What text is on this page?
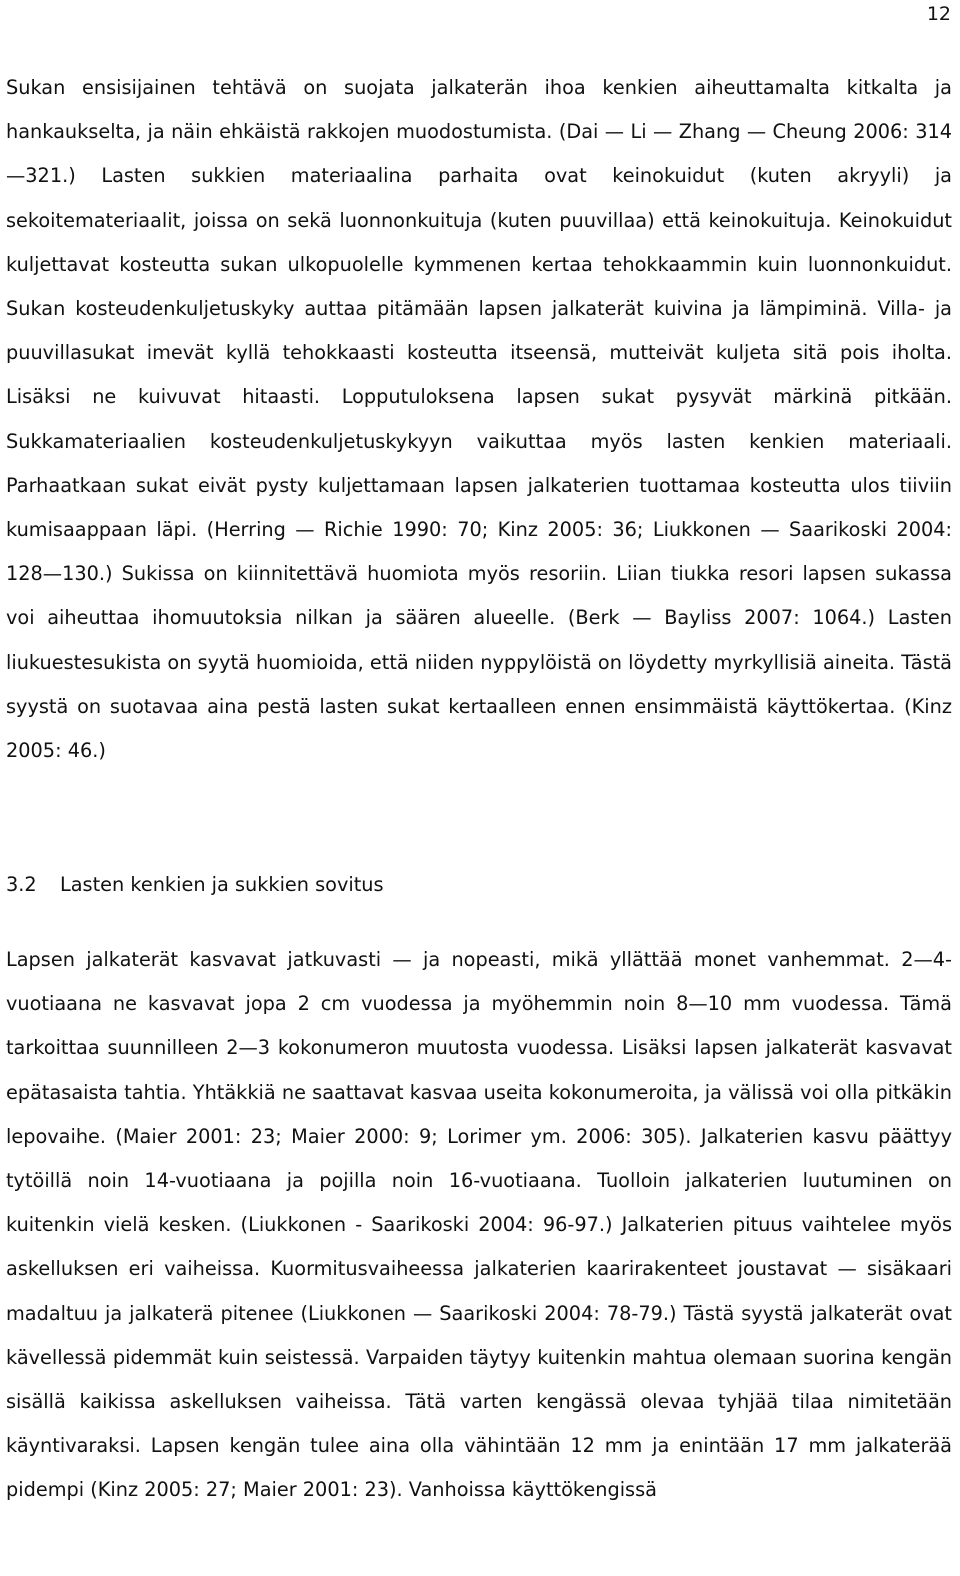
12

Sukan ensisijainen tehtävä on suojata jalkaterän ihoa kenkien aiheuttamalta kitkalta ja hankaukselta, ja näin ehkäistä rakkojen muodostumista. (Dai — Li — Zhang — Cheung 2006: 314—321.) Lasten sukkien materiaalina parhaita ovat keinokuidut (kuten akryyli) ja sekoitemateriaalit, joissa on sekä luonnonkuituja (kuten puuvillaa) että keinokuituja. Keinokuidut kuljettavat kosteutta sukan ulkopuolelle kymmenen kertaa tehokkaammin kuin luonnonkuidut. Sukan kosteudenkuljetuskyky auttaa pitämään lapsen jalkaterät kuivina ja lämpiminä. Villa- ja puuvillasukat imevät kyllä tehokkaasti kosteutta itseensä, mutteivät kuljeta sitä pois iholta. Lisäksi ne kuivuvat hitaasti. Lopputuloksena lapsen sukat pysyvät märkinä pitkään. Sukkamateriaalien kosteudenkuljetuskykyyn vaikuttaa myös lasten kenkien materiaali. Parhaatkaan sukat eivät pysty kuljettamaan lapsen jalkaterien tuottamaa kosteutta ulos tiiviin kumisaappaan läpi. (Herring — Richie 1990: 70; Kinz 2005: 36; Liukkonen — Saarikoski 2004: 128—130.) Sukissa on kiinnitettävä huomiota myös resoriin. Liian tiukka resori lapsen sukassa voi aiheuttaa ihomuutoksia nilkan ja säären alueelle. (Berk — Bayliss 2007: 1064.) Lasten liukuestesukista on syytä huomioida, että niiden nyppylöistä on löydetty myrkyllisiä aineita. Tästä syystä on suotavaa aina pestä lasten sukat kertaalleen ennen ensimmäistä käyttökertaa. (Kinz 2005: 46.)

3.2 Lasten kenkien ja sukkien sovitus

Lapsen jalkaterät kasvavat jatkuvasti — ja nopeasti, mikä yllättää monet vanhemmat. 2—4-vuotiaana ne kasvavat jopa 2 cm vuodessa ja myöhemmin noin 8—10 mm vuodessa. Tämä tarkoittaa suunnilleen 2—3 kokonumeron muutosta vuodessa. Lisäksi lapsen jalkaterät kasvavat epätasaista tahtia. Yhtäkkiä ne saattavat kasvaa useita kokonumeroita, ja välissä voi olla pitkäkin lepovaihe. (Maier 2001: 23; Maier 2000: 9; Lorimer ym. 2006: 305). Jalkaterien kasvu päättyy tytöillä noin 14-vuotiaana ja pojilla noin 16-vuotiaana. Tuolloin jalkaterien luutuminen on kuitenkin vielä kesken. (Liukkonen - Saarikoski 2004: 96-97.) Jalkaterien pituus vaihtelee myös askelluksen eri vaiheissa. Kuormitusvaiheessa jalkaterien kaarirakenteet joustavat — sisäkaari madaltuu ja jalkaterä pitenee (Liukkonen — Saarikoski 2004: 78-79.) Tästä syystä jalkaterät ovat kävellessä pidemmät kuin seistessä. Varpaiden täytyy kuitenkin mahtua olemaan suorina kengän sisällä kaikissa askelluksen vaiheissa. Tätä varten kengässä olevaa tyhjää tilaa nimitetään käyntivaraksi. Lapsen kengän tulee aina olla vähintään 12 mm ja enintään 17 mm jalkaterää pidempi (Kinz 2005: 27; Maier 2001: 23). Vanhoissa käyttökengissä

Stated exercise:
Select and copy every line of the listing with the word "Lasten".

Full answer:
Sukan ensisijainen tehtävä on suojata jalkaterän ihoa kenkien aiheuttamalta kitkalta ja hankaukselta, ja näin ehkäistä rakkojen muodostumista. (Dai — Li — Zhang — Cheung 2006: 314—321.) Lasten sukkien materiaalina parhaita ovat keinokuidut (kuten akryyli) ja sekoitemateriaalit, joissa on sekä luonnonkuituja (kuten puuvillaa) että keinokuituja. Keinokuidut kuljettavat kosteutta sukan ulkopuolelle kymmenen kertaa tehokkaammin kuin luonnonkuidut. Sukan kosteudenkuljetuskyky auttaa pitämään lapsen jalkaterät kuivina ja lämpiminä. Villa- ja puuvillasukat imevät kyllä tehokkaasti kosteutta itseensä, mutteivät kuljeta sitä pois iholta. Lisäksi ne kuivuvat hitaasti. Lopputuloksena lapsen sukat pysyvät märkinä pitkään. Sukkamateriaalien kosteudenkuljetuskykyyn vaikuttaa myös lasten kenkien materiaali. Parhaatkaan sukat eivät pysty kuljettamaan lapsen jalkaterien tuottamaa kosteutta ulos tiiviin kumisaappaan läpi. (Herring — Richie 1990: 70; Kinz 2005: 36; Liukkonen — Saarikoski 2004: 128—130.) Sukissa on kiinnitettävä huomiota myös resoriin. Liian tiukka resori lapsen sukassa voi aiheuttaa ihomuutoksia nilkan ja säären alueelle. (Berk — Bayliss 2007: 1064.) Lasten liukuestesukista on syytä huomioida, että niiden nyppylöistä on löydetty myrkyllisiä aineita. Tästä syystä on suotavaa aina pestä lasten sukat kertaalleen ennen ensimmäistä käyttökertaa. (Kinz 2005: 46.)
3.2 Lasten kenkien ja sukkien sovitus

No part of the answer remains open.